> _YOUR TASK_:
Looking at the data below, count the lines that contain the string "Transfer". Write only the total.

[Stored data]
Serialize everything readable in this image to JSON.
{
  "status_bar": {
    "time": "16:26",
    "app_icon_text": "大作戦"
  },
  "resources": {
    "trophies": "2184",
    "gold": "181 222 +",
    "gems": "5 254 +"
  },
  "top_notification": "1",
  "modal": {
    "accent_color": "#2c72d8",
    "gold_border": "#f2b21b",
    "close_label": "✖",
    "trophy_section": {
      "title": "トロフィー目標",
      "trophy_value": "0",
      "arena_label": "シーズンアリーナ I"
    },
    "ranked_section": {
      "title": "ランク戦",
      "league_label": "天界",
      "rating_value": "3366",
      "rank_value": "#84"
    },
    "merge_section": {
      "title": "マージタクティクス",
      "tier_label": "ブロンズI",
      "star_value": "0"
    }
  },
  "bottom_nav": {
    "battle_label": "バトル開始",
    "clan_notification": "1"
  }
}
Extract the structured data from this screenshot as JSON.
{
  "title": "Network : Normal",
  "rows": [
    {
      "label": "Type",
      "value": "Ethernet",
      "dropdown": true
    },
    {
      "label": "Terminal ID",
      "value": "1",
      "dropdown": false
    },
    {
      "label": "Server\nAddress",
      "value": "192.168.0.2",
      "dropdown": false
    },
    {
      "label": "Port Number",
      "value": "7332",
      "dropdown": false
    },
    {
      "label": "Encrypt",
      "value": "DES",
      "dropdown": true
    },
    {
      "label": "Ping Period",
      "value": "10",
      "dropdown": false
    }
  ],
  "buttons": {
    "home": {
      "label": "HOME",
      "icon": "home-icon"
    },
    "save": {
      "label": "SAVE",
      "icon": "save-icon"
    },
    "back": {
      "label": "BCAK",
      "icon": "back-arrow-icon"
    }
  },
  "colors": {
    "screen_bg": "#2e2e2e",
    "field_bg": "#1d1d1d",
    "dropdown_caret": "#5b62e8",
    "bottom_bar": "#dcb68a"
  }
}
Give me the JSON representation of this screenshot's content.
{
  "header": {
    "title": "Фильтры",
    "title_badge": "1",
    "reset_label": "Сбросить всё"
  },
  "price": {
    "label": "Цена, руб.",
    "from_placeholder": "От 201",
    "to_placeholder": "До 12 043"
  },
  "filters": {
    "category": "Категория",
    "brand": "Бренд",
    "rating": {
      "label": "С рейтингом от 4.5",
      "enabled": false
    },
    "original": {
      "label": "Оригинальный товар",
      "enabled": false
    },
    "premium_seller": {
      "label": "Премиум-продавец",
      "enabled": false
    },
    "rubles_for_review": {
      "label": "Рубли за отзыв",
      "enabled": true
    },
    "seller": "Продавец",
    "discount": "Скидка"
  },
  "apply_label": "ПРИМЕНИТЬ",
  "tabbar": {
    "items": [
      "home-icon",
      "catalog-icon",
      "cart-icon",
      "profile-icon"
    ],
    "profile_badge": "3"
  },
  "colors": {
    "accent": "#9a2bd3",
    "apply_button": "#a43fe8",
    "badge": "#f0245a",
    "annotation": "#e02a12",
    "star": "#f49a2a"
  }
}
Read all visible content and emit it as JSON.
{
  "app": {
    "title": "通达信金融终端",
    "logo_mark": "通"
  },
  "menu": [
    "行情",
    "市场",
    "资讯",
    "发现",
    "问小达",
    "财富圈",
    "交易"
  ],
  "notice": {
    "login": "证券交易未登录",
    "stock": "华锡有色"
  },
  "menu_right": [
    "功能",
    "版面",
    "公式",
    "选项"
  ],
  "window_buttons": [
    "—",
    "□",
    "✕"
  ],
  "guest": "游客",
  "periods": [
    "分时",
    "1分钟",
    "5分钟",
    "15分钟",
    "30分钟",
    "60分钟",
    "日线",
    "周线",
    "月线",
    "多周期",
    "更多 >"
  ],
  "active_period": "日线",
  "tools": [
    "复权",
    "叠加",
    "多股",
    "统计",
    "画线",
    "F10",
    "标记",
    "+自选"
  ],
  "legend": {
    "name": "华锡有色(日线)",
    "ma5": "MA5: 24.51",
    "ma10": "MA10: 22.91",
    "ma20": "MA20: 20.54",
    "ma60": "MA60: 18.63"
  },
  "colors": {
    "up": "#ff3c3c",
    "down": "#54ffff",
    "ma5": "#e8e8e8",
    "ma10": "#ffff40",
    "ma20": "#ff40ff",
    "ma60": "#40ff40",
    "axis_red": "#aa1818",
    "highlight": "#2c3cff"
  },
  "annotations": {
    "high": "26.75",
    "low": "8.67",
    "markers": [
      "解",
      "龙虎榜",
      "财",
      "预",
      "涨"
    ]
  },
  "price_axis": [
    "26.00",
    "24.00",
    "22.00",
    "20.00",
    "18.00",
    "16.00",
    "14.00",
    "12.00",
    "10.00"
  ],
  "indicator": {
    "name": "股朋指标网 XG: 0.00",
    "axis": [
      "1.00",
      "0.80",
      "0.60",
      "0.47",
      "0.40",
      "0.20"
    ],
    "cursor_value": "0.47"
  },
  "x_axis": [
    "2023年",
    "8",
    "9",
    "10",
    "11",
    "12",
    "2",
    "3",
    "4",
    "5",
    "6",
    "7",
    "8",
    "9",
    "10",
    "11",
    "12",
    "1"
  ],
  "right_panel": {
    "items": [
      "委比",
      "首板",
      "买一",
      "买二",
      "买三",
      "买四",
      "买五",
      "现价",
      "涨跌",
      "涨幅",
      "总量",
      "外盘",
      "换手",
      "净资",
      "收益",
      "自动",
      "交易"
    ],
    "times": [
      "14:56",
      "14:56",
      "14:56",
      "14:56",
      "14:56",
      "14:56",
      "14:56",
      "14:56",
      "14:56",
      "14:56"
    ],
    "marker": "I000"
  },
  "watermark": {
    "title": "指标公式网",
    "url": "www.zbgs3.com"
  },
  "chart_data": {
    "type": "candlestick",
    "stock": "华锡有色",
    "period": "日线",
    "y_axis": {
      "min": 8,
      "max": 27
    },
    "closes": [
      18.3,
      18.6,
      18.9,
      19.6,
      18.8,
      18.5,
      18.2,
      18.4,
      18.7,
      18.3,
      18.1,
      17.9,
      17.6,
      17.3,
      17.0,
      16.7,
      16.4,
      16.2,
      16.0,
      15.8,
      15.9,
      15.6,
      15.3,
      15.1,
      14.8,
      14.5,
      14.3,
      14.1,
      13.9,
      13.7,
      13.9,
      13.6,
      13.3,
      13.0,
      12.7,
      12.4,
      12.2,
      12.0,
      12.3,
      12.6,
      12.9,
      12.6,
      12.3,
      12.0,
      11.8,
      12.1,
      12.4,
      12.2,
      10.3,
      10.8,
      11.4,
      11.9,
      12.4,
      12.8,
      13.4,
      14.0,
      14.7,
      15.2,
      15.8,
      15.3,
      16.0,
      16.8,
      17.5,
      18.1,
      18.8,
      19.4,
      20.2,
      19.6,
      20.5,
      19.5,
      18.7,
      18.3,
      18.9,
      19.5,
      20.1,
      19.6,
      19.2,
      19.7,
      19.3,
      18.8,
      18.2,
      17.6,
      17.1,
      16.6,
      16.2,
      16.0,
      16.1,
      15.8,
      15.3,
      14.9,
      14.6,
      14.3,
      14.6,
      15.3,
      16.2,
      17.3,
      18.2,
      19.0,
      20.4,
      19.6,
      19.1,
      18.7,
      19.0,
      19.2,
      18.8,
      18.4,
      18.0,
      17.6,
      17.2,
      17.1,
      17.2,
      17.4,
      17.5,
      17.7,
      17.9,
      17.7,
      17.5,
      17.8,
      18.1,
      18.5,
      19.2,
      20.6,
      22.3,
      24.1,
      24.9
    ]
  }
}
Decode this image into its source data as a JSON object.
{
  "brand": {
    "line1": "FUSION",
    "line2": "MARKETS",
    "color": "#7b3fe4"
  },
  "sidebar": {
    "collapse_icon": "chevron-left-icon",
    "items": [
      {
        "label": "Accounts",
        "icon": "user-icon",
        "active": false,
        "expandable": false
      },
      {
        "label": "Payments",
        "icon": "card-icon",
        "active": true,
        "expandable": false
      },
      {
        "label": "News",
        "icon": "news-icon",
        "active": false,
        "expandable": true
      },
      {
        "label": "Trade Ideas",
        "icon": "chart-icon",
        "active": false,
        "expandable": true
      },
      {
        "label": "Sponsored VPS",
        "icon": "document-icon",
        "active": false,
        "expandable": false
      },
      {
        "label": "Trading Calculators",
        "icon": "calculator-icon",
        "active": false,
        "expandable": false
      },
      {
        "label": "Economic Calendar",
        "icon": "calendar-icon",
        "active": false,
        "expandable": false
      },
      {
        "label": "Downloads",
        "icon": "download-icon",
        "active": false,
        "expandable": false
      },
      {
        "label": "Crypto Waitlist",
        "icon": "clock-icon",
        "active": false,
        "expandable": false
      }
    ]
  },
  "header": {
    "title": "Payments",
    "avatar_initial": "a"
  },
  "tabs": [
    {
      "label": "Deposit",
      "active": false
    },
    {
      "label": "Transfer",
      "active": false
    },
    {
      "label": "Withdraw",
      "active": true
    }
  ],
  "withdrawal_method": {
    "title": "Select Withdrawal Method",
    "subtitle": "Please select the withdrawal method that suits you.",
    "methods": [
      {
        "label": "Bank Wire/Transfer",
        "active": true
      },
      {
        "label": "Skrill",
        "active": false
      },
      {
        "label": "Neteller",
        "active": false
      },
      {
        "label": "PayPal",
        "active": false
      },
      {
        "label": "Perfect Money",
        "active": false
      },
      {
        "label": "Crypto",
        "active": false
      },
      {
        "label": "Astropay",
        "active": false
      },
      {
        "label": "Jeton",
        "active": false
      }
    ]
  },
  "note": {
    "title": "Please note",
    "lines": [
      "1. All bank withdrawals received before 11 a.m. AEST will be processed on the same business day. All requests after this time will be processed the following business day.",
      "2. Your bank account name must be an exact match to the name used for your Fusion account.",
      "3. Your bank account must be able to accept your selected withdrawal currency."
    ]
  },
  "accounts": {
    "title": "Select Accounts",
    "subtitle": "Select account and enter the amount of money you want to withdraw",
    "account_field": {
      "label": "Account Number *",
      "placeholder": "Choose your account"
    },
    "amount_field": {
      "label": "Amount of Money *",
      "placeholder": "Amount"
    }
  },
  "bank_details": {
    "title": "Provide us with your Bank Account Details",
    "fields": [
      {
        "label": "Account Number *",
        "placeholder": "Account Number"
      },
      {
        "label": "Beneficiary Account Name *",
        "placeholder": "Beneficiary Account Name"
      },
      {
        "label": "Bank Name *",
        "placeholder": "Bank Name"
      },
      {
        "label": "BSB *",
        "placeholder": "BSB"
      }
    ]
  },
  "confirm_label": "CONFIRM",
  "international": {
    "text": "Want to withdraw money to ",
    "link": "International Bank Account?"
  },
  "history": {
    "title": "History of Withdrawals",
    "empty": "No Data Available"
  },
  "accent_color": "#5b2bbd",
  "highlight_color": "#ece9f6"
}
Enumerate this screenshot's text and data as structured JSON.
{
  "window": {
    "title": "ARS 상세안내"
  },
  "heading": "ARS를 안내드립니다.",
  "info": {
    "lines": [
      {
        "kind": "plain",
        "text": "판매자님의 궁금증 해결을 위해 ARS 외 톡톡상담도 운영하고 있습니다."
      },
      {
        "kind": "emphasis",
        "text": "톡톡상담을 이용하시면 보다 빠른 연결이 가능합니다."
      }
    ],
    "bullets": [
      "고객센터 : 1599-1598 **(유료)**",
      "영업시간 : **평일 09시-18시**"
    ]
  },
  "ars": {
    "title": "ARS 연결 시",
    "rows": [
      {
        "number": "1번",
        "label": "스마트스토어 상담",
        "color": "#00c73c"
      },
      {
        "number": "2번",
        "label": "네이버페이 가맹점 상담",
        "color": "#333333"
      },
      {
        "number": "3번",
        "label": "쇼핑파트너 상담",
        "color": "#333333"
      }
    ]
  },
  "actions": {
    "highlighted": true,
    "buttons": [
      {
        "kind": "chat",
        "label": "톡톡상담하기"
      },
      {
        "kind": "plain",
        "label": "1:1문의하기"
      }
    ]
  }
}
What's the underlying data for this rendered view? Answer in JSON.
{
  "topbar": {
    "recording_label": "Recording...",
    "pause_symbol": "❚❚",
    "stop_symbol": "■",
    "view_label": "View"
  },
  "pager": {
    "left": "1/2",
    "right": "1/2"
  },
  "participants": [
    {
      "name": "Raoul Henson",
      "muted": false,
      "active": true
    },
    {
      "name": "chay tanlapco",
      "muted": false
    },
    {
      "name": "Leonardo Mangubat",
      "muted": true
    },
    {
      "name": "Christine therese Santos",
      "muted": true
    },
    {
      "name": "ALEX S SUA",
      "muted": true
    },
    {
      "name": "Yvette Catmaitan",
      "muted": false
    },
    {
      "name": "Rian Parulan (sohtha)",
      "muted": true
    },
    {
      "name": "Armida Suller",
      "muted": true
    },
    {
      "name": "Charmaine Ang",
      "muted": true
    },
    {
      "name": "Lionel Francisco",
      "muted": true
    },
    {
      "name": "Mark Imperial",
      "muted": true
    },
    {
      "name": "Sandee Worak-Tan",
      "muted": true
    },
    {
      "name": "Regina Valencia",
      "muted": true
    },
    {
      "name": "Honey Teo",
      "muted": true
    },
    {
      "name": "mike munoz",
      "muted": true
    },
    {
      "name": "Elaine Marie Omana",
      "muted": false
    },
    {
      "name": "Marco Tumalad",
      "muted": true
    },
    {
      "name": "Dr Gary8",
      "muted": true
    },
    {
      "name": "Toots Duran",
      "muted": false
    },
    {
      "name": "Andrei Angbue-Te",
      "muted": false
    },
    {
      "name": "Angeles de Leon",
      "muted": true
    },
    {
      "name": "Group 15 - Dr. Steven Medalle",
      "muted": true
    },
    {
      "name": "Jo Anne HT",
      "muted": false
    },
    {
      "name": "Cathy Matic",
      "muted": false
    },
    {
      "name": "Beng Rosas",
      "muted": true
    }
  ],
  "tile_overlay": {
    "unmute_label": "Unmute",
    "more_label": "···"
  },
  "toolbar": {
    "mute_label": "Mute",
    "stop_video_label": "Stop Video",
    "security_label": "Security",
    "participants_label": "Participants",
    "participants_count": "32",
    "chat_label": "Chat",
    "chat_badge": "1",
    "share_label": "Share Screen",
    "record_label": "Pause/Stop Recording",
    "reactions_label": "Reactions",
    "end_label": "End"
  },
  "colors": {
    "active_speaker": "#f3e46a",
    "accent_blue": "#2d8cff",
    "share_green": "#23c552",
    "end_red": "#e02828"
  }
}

> _THE SOLUTION_:
2